## PROBLEM
Leave out every picture, and return exactly the lines from the line containing "Convert this screenshot" through the end of the records below, both inclusive.

## SUPPLIED RECORDS
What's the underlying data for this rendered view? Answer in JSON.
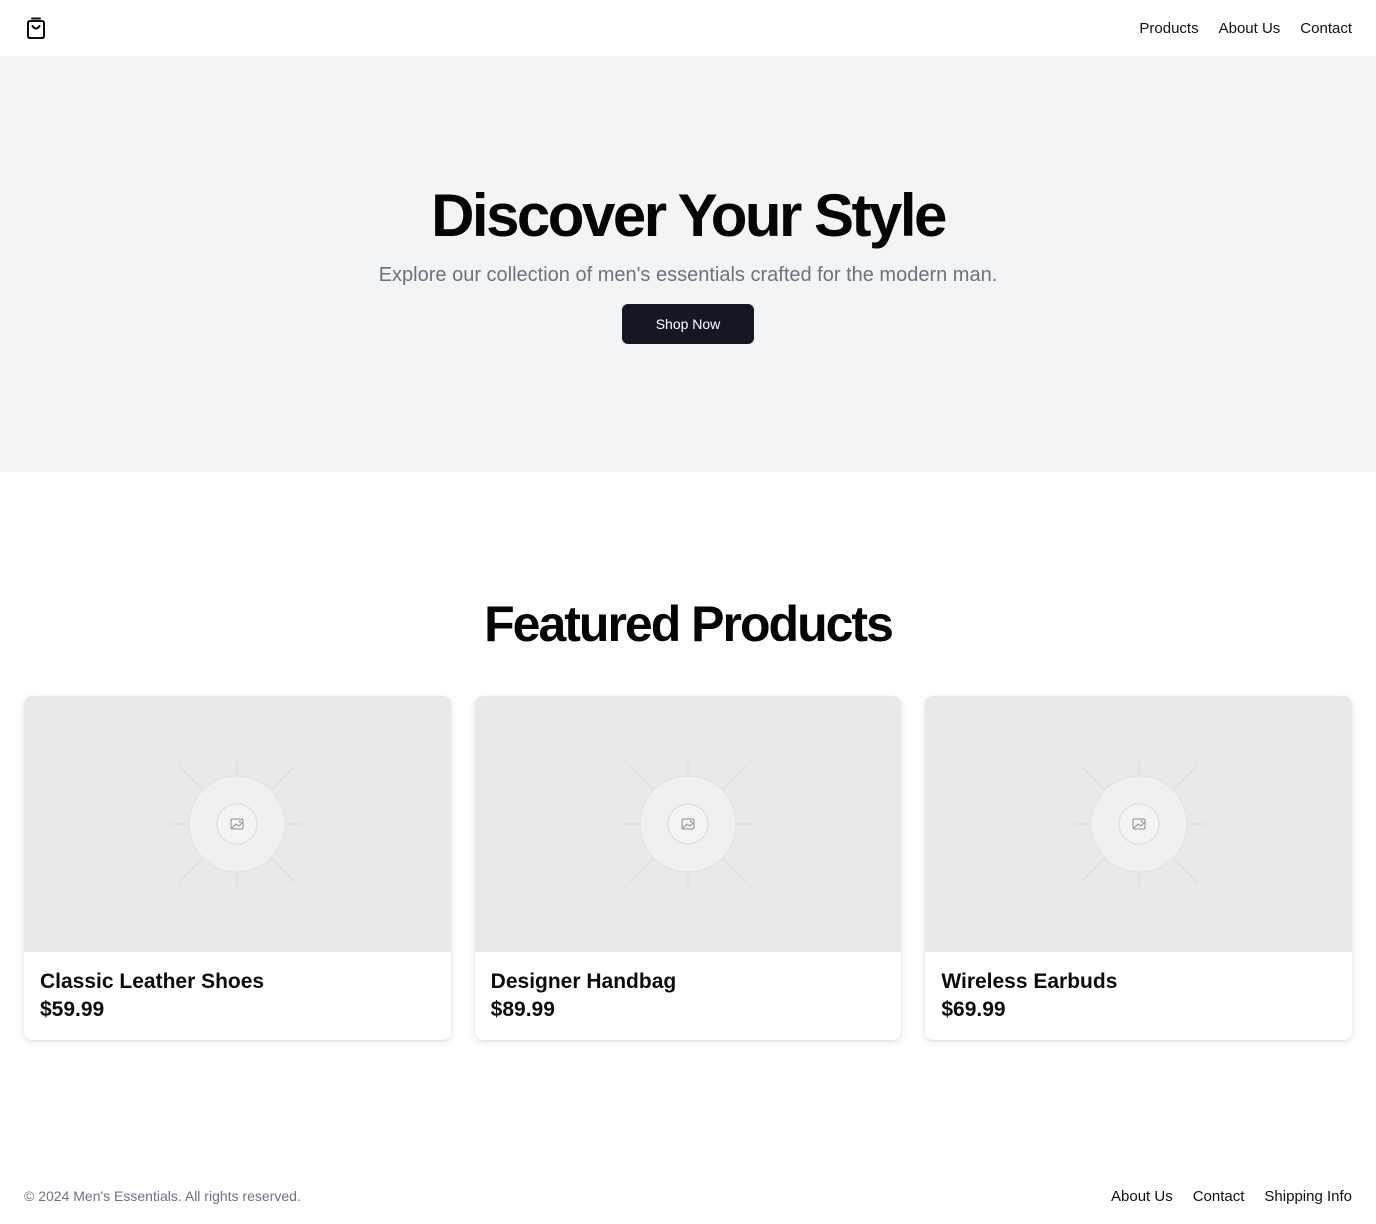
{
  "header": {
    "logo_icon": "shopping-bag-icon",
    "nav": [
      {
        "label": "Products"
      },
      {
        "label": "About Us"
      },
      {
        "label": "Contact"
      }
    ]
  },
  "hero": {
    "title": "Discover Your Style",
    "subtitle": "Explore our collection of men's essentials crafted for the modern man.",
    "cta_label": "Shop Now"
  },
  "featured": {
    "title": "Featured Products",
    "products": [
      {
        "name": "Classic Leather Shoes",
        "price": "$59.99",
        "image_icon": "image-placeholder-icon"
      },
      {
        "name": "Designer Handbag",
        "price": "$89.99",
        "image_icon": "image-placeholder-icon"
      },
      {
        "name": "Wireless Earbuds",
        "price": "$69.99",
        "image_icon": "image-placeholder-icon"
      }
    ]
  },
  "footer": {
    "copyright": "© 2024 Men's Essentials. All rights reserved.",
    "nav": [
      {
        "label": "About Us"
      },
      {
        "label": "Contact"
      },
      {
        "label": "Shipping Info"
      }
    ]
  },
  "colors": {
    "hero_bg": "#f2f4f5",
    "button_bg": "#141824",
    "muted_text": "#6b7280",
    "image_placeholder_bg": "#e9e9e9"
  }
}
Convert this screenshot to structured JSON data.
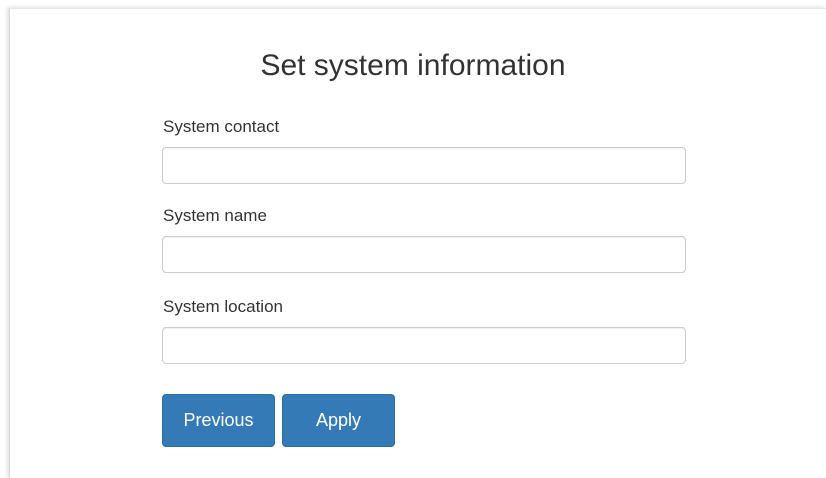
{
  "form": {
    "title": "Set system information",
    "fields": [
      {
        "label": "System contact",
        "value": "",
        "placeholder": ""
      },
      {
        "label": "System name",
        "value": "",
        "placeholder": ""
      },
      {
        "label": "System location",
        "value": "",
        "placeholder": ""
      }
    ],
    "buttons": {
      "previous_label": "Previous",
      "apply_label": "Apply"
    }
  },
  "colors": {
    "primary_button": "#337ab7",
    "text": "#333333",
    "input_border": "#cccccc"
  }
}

## ANSWER FOR THE TASK
Convert this screenshot to structured JSON data.
{
  "form": {
    "title": "Set system information",
    "fields": [
      {
        "label": "System contact",
        "value": "",
        "placeholder": ""
      },
      {
        "label": "System name",
        "value": "",
        "placeholder": ""
      },
      {
        "label": "System location",
        "value": "",
        "placeholder": ""
      }
    ],
    "buttons": {
      "previous_label": "Previous",
      "apply_label": "Apply"
    }
  },
  "colors": {
    "primary_button": "#337ab7",
    "text": "#333333",
    "input_border": "#cccccc"
  }
}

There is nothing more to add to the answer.